**Work to complete**
(a) List every part that the passage on the spinning machine describes as provided in the cart main body 3a.
(b) Please carry the passage on the spinning machine forward, starting after its final sentence.

**Text segment**

* begin *

The yarn joining device 3 comprises a cart main body 3a running on a rail provided on the casing of the main body of the spinning machine 1, a yarn joining section (knotter or jet splicer) 32 provided in the cart main body 3a, a suction pipe 33 provided in the cart main body 3a for free rising and lying (for pivoting), for sucking and guiding a yarn end ejected from the spinning device S to the yarn joining section 32, and a suction mouth 35 provided in the cart main body 3a for free rising and lying, for sucking a yarn end from a winding package 34 rotatably supported in the winding device W and guiding the yarn end to the yarn joining section 32.
Next, the operation of the present invention will be described. The spinning machine 1 incorporates a control device (not shown in the drawings) for comprehensively controlling the operation of each section, which will be described below.
To carry out joining in order to initially start the spinning machine 1 or due to yarn breakage, the yarn joining device 3 is run to the spinning unit 2 requiring joining.
A sliver 8 is drawn by the draft device D, and the fiber bundle 6 thus obtained is delivered to the spinning device S. The fiber bundle 6 delivered to the spinning device S is passed through the guide hole 16 in the needle holder 18.
At this point, inside the spinning device S, both the spinning nozzles 14 and the yarn picking-up nozzles 29 are injecting compressed air.
Since the spinning nozzles 14 are inclined toward a downstream side of the fiber bundle 6 transfer direction and compressed air injected from the spinning nozzles 14 flows in the fiber bundle 6 transfer direction while being whirled, the fiber bundle 6 passed through the guide hole 16 in the needle holder 18 is transferred to a neighborhood of the opening 22 in the hollow guide shaft 15 by means of whirling air currents while being lightly false-twisted thereby.
In addition, compressed air injected from the yarn picking-up nozzles 29 flows along an inner peripheral surface of the spun-yarn passage 23 formed in the hollow guide shaft 15, thereby forming whirling currents.

* end *

Box annotation data
* begin *

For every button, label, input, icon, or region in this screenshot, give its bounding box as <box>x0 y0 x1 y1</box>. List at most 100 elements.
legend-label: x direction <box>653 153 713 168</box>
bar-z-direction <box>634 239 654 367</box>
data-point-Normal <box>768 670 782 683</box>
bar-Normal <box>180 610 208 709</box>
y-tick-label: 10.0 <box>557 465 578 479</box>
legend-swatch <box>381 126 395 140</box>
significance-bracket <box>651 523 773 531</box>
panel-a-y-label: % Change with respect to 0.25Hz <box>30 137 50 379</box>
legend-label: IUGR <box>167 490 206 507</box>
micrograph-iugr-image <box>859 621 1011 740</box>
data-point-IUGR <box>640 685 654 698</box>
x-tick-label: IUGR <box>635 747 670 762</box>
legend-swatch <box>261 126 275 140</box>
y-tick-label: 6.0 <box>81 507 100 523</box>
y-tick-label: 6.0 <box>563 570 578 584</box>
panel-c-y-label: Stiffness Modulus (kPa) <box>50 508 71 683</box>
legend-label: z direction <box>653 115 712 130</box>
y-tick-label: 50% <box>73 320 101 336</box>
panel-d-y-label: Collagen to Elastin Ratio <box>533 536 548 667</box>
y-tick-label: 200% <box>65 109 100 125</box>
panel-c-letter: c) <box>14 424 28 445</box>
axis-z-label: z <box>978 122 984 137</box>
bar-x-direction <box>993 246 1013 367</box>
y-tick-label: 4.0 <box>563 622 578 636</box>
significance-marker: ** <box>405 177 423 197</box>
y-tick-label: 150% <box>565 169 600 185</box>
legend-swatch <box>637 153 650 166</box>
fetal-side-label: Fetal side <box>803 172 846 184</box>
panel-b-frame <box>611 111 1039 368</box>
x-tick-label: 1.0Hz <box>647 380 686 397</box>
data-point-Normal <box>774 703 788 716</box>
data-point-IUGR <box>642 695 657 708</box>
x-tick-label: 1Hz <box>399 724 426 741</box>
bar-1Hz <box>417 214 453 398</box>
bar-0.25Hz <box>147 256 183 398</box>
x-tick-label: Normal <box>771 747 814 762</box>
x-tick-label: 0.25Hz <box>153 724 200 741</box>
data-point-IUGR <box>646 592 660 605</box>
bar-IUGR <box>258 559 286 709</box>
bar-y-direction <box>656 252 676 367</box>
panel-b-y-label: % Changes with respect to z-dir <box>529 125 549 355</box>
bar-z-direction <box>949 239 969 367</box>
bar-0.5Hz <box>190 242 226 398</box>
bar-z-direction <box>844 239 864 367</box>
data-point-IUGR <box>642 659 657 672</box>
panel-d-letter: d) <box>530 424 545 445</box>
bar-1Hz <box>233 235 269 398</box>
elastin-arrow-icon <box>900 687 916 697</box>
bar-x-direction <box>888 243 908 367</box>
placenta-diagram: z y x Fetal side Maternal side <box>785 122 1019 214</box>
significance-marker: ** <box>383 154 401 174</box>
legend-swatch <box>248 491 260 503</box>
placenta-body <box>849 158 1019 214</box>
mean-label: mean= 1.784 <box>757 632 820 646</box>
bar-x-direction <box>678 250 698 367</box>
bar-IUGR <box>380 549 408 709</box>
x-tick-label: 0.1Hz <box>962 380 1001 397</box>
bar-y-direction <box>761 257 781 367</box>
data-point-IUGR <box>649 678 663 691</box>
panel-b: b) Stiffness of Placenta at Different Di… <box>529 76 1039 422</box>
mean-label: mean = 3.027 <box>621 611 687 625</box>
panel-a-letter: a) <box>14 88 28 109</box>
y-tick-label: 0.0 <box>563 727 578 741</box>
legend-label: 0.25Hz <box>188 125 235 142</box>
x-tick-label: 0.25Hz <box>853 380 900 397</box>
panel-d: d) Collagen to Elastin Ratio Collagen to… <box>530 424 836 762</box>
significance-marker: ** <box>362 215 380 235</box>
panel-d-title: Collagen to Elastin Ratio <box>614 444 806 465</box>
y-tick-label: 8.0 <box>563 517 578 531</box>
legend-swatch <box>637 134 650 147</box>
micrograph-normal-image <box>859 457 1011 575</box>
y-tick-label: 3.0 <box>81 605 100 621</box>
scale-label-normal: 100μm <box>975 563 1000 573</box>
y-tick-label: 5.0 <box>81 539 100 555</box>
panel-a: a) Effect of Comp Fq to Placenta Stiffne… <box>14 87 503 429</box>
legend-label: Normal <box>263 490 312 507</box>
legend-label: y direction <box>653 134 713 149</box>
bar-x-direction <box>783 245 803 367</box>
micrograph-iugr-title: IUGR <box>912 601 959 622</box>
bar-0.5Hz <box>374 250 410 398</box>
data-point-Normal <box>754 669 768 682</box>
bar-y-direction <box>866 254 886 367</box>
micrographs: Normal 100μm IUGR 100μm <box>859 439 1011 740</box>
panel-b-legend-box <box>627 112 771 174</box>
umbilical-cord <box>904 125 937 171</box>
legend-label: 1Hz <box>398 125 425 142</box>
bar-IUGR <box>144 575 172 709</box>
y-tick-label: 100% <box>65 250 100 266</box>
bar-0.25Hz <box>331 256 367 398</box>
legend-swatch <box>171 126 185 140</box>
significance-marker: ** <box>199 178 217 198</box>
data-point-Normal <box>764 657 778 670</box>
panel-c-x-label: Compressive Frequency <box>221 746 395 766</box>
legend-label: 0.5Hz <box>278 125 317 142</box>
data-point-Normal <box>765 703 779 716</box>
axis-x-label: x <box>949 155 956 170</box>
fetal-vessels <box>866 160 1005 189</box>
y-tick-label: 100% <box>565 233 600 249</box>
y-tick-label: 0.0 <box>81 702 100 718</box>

* end *

**Answers below**
(a)
yarn joining section (knotter or jet splicer) 32
suction pipe 33
suction mouth 35

(b)
Since the spun-yarn passage 23 is formed to fan out toward the spun yarn Y ejection side, compressed air injected into the spun-yarn passage 23 via the yarn picking-up nozzles 29 flows toward the spun yarn Y ejection side, and the small-diameter introduction section 24 is subjected to a negative pressure. Thus, air currents flowing in a suction direction (toward an interior of the hollow guide shaft 15) are generated at the opening 22 formed at the tip of the hollow guide shaft 15. Accordingly, the fiber bundle 6 can be continuously withdrawn into the spun-yarn passage 23.
The false-twisted fiber bundle 6 transferred to the neighborhood of the opening 22 of the hollow guide shaft 15 is sucked into the spun-yarn passage 23 inside the opening 22 by means of a suction flow from the opening 22.
The fiber bundle 6 reaches the first extended-diameter section 25, where it is exposed to whirling currents flowing in a direction opposite to that of currents from the spinning nozzles 14. Consequently, based on a well-known spinning technique, for manufacturing a spun yarn using whirling nozzles that provide air currents flowing in opposite directions, the lightly false-twisted fiber bundle 6 is spun into fasciated fibers and ejected from the hollow guide shaft 15 as a fasciated spun yarn. The yarn picking-up nozzles 29 are not limited to the aspect that generates whirling currents flowing in a direction opposite to that of currents from the spinning nozzles 14 but any aspect can be implemented which can generate a suction force at the opening 22 in the hollow guide shaft 15.
On the other hand, once the yarn end has been ejected from the hollow guide shaft 15, the yarn joining device 3, which has previously been moved to this position, is driven to allow the suction pipe 33 to suck the fasciated spun yarn Y ejected from the hollow guide shaft 15 while guiding the yarn Y to the yarn joining section 32.
While being guided through the suction pipe 33, the fasciated spun yarn Y is sandwiched between the delivery roller 7b and the nip roller 7a, which are rotating continuously, for stable feeding. Subsequently, the suction force generation means for the spun-yarn passage 23 is stopped. Then, the whirling currents in the hollow guide shaft 15 disappear to complete the fasciated fiber spinning, and a normal spinning state, that is, true-twisted spinning using whirling currents from the spinning nozzles 14 is started.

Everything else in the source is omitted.